# start of Exercise material

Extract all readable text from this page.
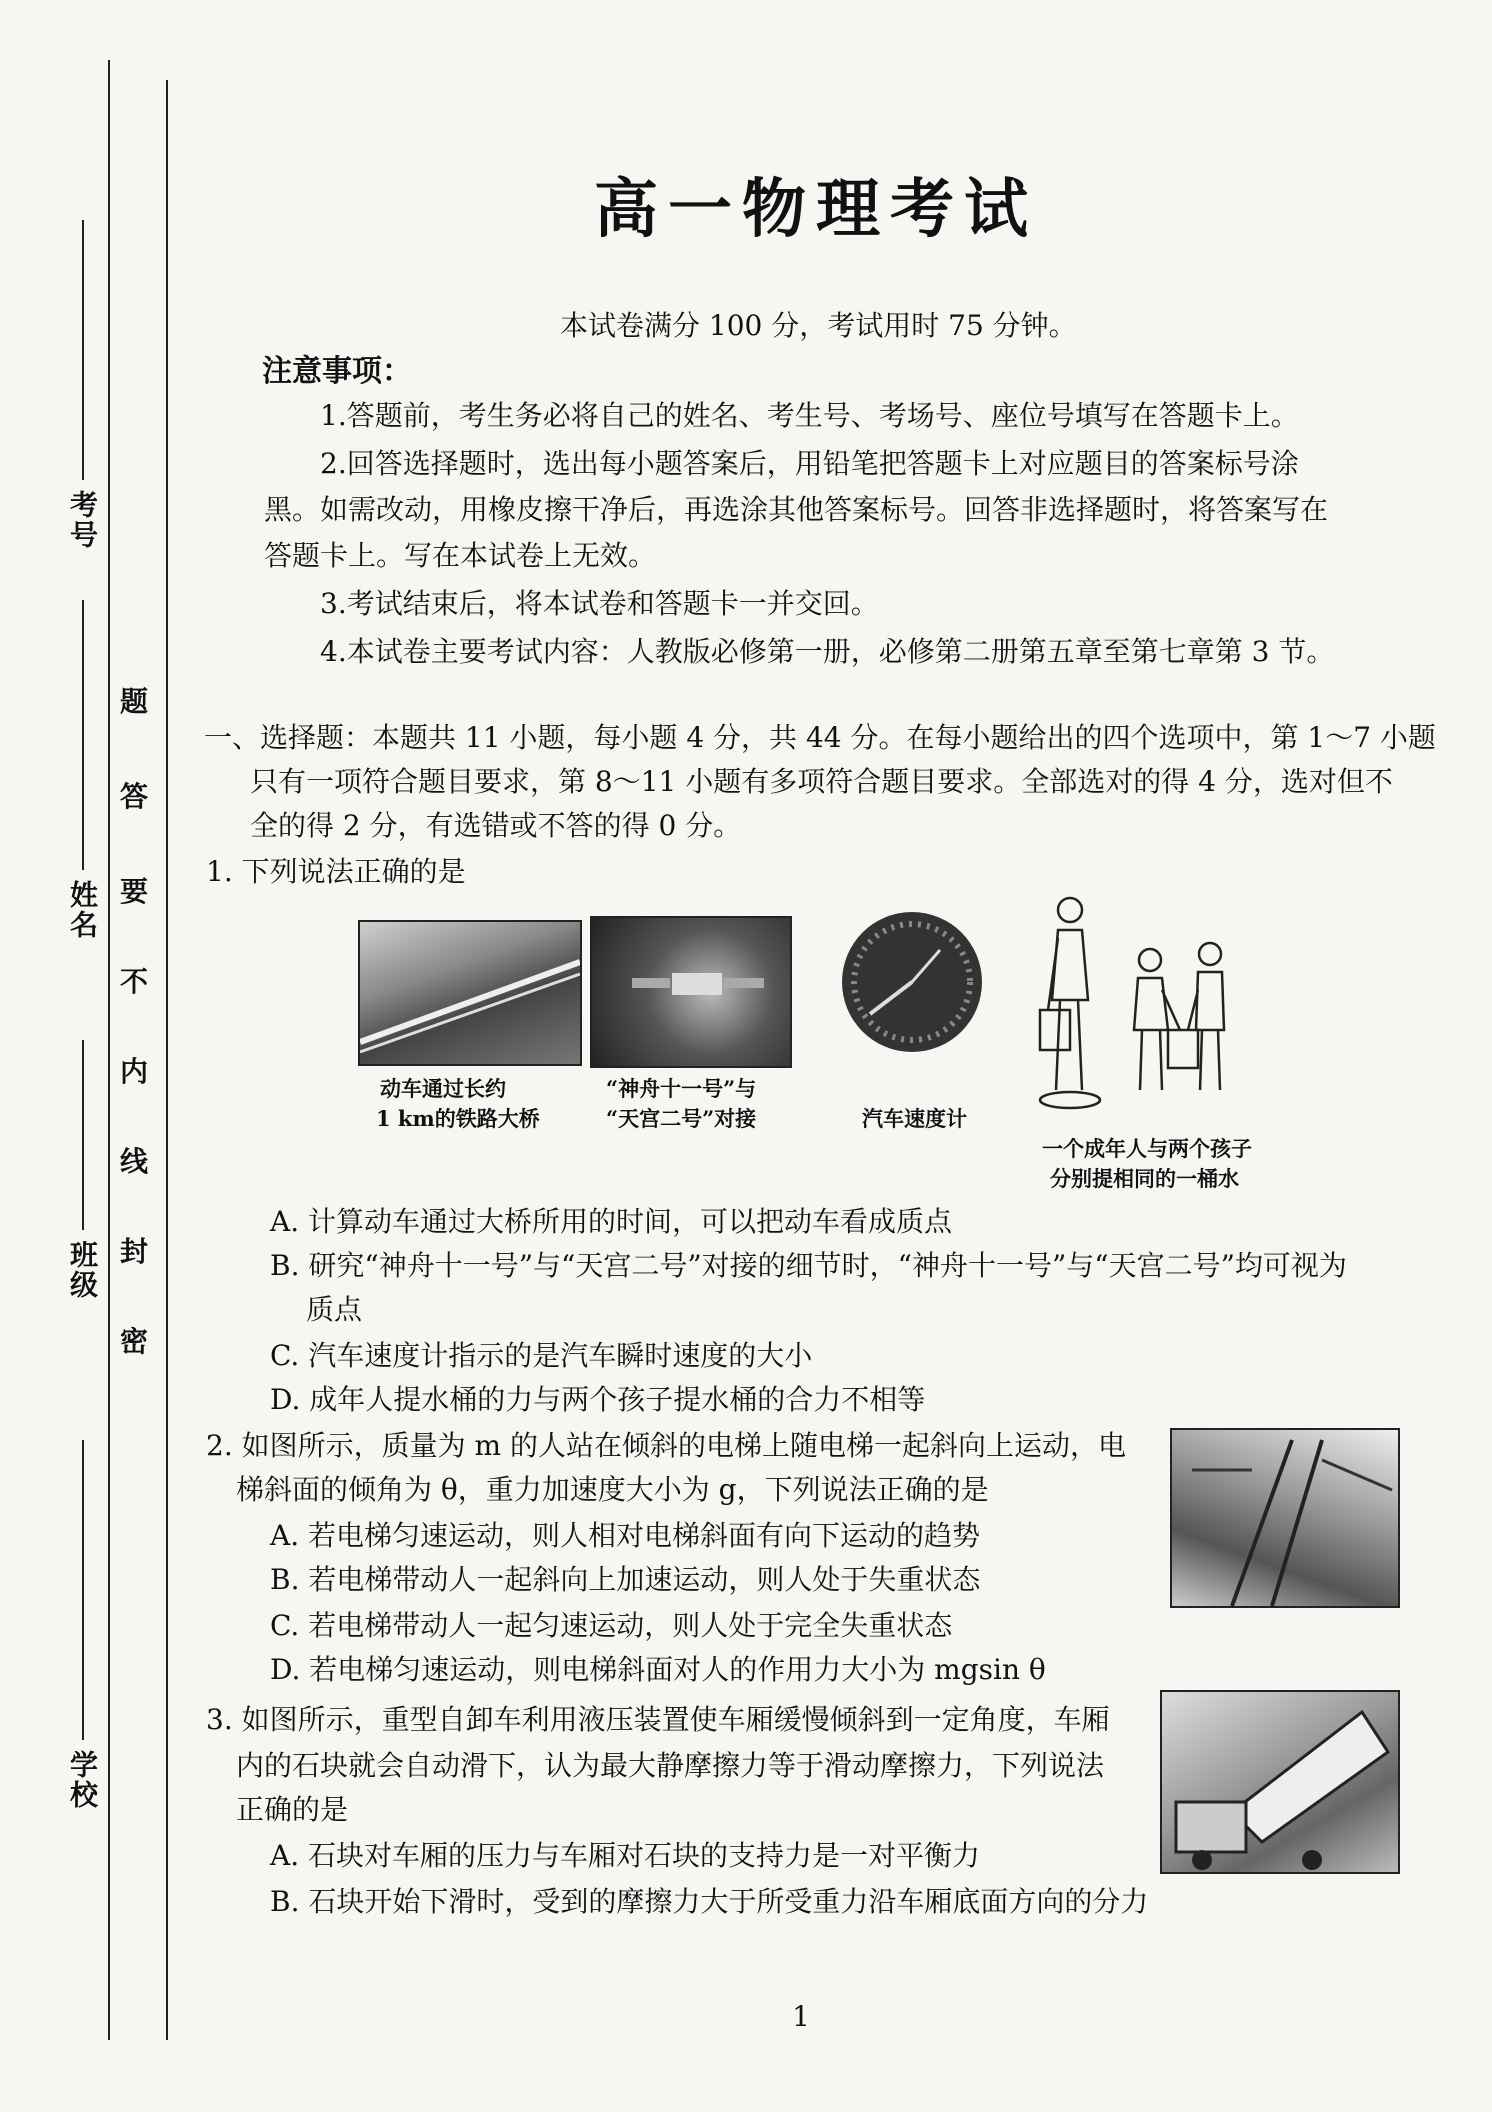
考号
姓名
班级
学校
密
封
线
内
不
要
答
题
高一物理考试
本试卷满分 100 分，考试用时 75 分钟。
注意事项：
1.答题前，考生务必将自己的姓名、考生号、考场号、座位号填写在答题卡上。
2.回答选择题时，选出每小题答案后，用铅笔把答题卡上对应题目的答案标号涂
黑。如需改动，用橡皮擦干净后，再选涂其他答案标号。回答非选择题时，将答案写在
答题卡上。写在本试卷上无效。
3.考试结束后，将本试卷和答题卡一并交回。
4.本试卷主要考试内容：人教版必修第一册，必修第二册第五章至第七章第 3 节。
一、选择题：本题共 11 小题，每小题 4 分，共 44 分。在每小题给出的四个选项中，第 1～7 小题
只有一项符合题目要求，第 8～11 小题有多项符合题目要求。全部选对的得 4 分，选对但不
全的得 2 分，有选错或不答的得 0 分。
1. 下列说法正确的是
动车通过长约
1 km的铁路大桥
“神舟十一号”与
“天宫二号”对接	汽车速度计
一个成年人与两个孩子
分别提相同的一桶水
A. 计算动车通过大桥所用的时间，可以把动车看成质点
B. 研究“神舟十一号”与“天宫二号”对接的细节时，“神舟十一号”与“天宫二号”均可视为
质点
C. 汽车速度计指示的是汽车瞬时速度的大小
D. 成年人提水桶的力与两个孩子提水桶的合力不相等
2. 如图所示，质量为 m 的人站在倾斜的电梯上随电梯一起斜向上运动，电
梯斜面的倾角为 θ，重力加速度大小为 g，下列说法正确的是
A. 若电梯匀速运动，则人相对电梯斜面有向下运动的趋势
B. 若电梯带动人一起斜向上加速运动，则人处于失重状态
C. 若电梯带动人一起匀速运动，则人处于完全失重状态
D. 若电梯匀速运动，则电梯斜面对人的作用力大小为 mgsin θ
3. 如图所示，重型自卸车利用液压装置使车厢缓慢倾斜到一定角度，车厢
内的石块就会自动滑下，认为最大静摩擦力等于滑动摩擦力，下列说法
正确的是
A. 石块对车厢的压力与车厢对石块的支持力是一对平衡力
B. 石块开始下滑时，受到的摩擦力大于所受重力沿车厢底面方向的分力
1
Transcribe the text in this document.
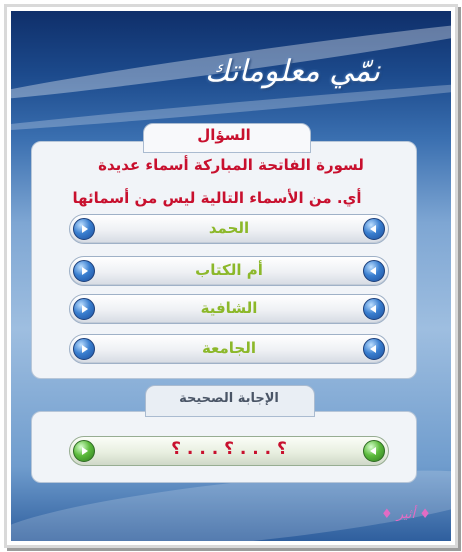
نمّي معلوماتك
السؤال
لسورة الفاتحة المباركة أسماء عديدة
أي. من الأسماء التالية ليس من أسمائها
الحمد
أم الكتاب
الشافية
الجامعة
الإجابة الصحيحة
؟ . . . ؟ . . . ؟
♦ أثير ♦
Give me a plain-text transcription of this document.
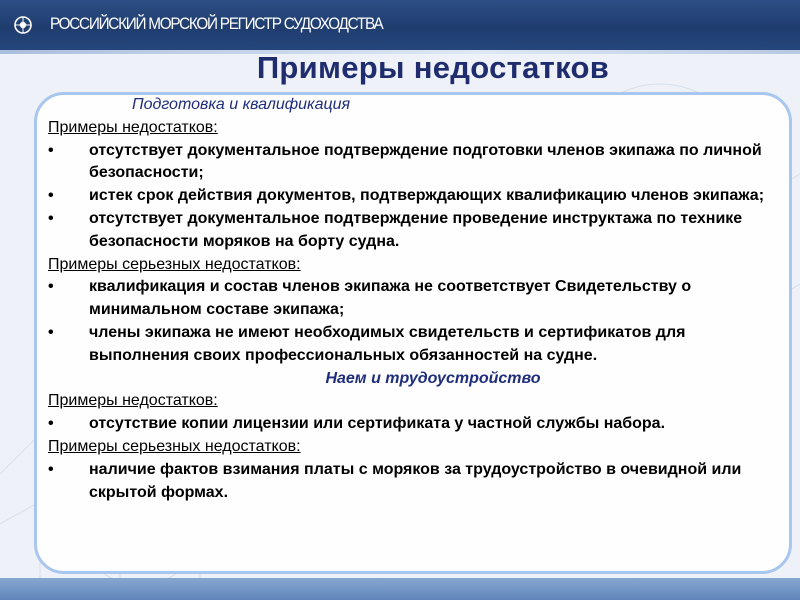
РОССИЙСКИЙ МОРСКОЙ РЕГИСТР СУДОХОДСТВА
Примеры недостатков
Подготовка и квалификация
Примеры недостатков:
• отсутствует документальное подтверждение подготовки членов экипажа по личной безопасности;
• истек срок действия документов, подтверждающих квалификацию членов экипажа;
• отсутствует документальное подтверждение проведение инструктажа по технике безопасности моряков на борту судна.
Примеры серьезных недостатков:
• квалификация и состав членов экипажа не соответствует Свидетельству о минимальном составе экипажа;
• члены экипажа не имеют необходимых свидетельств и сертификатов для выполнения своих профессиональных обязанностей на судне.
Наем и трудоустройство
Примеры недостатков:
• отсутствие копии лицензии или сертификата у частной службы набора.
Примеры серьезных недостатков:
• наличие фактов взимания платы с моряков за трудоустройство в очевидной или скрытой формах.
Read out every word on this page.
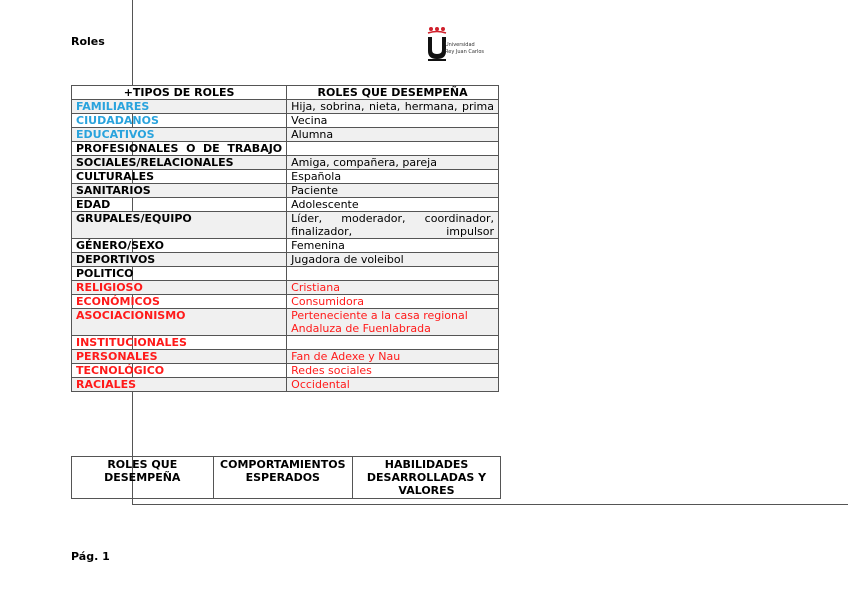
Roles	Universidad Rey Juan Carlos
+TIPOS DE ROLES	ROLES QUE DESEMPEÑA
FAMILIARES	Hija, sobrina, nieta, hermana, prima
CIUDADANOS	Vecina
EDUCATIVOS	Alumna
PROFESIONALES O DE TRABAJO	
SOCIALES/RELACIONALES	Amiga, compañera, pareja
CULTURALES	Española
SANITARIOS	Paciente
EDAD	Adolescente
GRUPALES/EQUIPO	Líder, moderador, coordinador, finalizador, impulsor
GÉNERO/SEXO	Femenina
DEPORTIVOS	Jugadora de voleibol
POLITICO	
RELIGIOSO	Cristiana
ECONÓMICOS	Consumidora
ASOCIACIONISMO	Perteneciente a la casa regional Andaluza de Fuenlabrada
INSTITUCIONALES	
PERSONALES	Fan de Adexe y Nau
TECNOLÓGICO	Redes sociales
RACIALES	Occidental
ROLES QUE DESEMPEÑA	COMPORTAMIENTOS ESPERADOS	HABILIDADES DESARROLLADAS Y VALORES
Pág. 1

# end of Exercise material

> Directions
Write out each entry exactly as given, but skip the pictures.

> Reply to the exercise
Extract all readable text from this page.
考号
姓名
班级
学校
密
封
线
内
不
要
答
题
高一物理考试
本试卷满分 100 分，考试用时 75 分钟。
注意事项：
1.答题前，考生务必将自己的姓名、考生号、考场号、座位号填写在答题卡上。
2.回答选择题时，选出每小题答案后，用铅笔把答题卡上对应题目的答案标号涂
黑。如需改动，用橡皮擦干净后，再选涂其他答案标号。回答非选择题时，将答案写在
答题卡上。写在本试卷上无效。
3.考试结束后，将本试卷和答题卡一并交回。
4.本试卷主要考试内容：人教版必修第一册，必修第二册第五章至第七章第 3 节。
一、选择题：本题共 11 小题，每小题 4 分，共 44 分。在每小题给出的四个选项中，第 1～7 小题
只有一项符合题目要求，第 8～11 小题有多项符合题目要求。全部选对的得 4 分，选对但不
全的得 2 分，有选错或不答的得 0 分。
1. 下列说法正确的是
动车通过长约
1 km的铁路大桥
“神舟十一号”与
“天宫二号”对接	汽车速度计
一个成年人与两个孩子
分别提相同的一桶水
A. 计算动车通过大桥所用的时间，可以把动车看成质点
B. 研究“神舟十一号”与“天宫二号”对接的细节时，“神舟十一号”与“天宫二号”均可视为
质点
C. 汽车速度计指示的是汽车瞬时速度的大小
D. 成年人提水桶的力与两个孩子提水桶的合力不相等
2. 如图所示，质量为 m 的人站在倾斜的电梯上随电梯一起斜向上运动，电
梯斜面的倾角为 θ，重力加速度大小为 g，下列说法正确的是
A. 若电梯匀速运动，则人相对电梯斜面有向下运动的趋势
B. 若电梯带动人一起斜向上加速运动，则人处于失重状态
C. 若电梯带动人一起匀速运动，则人处于完全失重状态
D. 若电梯匀速运动，则电梯斜面对人的作用力大小为 mgsin θ
3. 如图所示，重型自卸车利用液压装置使车厢缓慢倾斜到一定角度，车厢
内的石块就会自动滑下，认为最大静摩擦力等于滑动摩擦力，下列说法
正确的是
A. 石块对车厢的压力与车厢对石块的支持力是一对平衡力
B. 石块开始下滑时，受到的摩擦力大于所受重力沿车厢底面方向的分力
1
Transcribe the text in this document.
نمّي معلوماتك
السؤال
لسورة الفاتحة المباركة أسماء عديدة
أي. من الأسماء التالية ليس من أسمائها
الحمد
أم الكتاب
الشافية
الجامعة
الإجابة الصحيحة
؟ . . . ؟ . . . ؟
♦ أثير ♦
Give me a plain-text transcription of this document.
РОССИЙСКИЙ МОРСКОЙ РЕГИСТР СУДОХОДСТВА
Примеры недостатков
Подготовка и квалификация
Примеры недостатков:
• отсутствует документальное подтверждение подготовки членов экипажа по личной безопасности;
• истек срок действия документов, подтверждающих квалификацию членов экипажа;
• отсутствует документальное подтверждение проведение инструктажа по технике безопасности моряков на борту судна.
Примеры серьезных недостатков:
• квалификация и состав членов экипажа не соответствует Свидетельству о минимальном составе экипажа;
• члены экипажа не имеют необходимых свидетельств и сертификатов для выполнения своих профессиональных обязанностей на судне.
Наем и трудоустройство
Примеры недостатков:
• отсутствие копии лицензии или сертификата у частной службы набора.
Примеры серьезных недостатков:
• наличие фактов взимания платы с моряков за трудоустройство в очевидной или скрытой формах.
Read out every word on this page.
Roles	Universidad Rey Juan Carlos
+TIPOS DE ROLES	ROLES QUE DESEMPEÑA
FAMILIARES	Hija, sobrina, nieta, hermana, prima
CIUDADANOS	Vecina
EDUCATIVOS	Alumna
PROFESIONALES O DE TRABAJO	
SOCIALES/RELACIONALES	Amiga, compañera, pareja
CULTURALES	Española
SANITARIOS	Paciente
EDAD	Adolescente
GRUPALES/EQUIPO	Líder, moderador, coordinador, finalizador, impulsor
GÉNERO/SEXO	Femenina
DEPORTIVOS	Jugadora de voleibol
POLITICO	
RELIGIOSO	Cristiana
ECONÓMICOS	Consumidora
ASOCIACIONISMO	Perteneciente a la casa regional Andaluza de Fuenlabrada
INSTITUCIONALES	
PERSONALES	Fan de Adexe y Nau
TECNOLÓGICO	Redes sociales
RACIALES	Occidental
ROLES QUE DESEMPEÑA	COMPORTAMIENTOS ESPERADOS	HABILIDADES DESARROLLADAS Y VALORES
Pág. 1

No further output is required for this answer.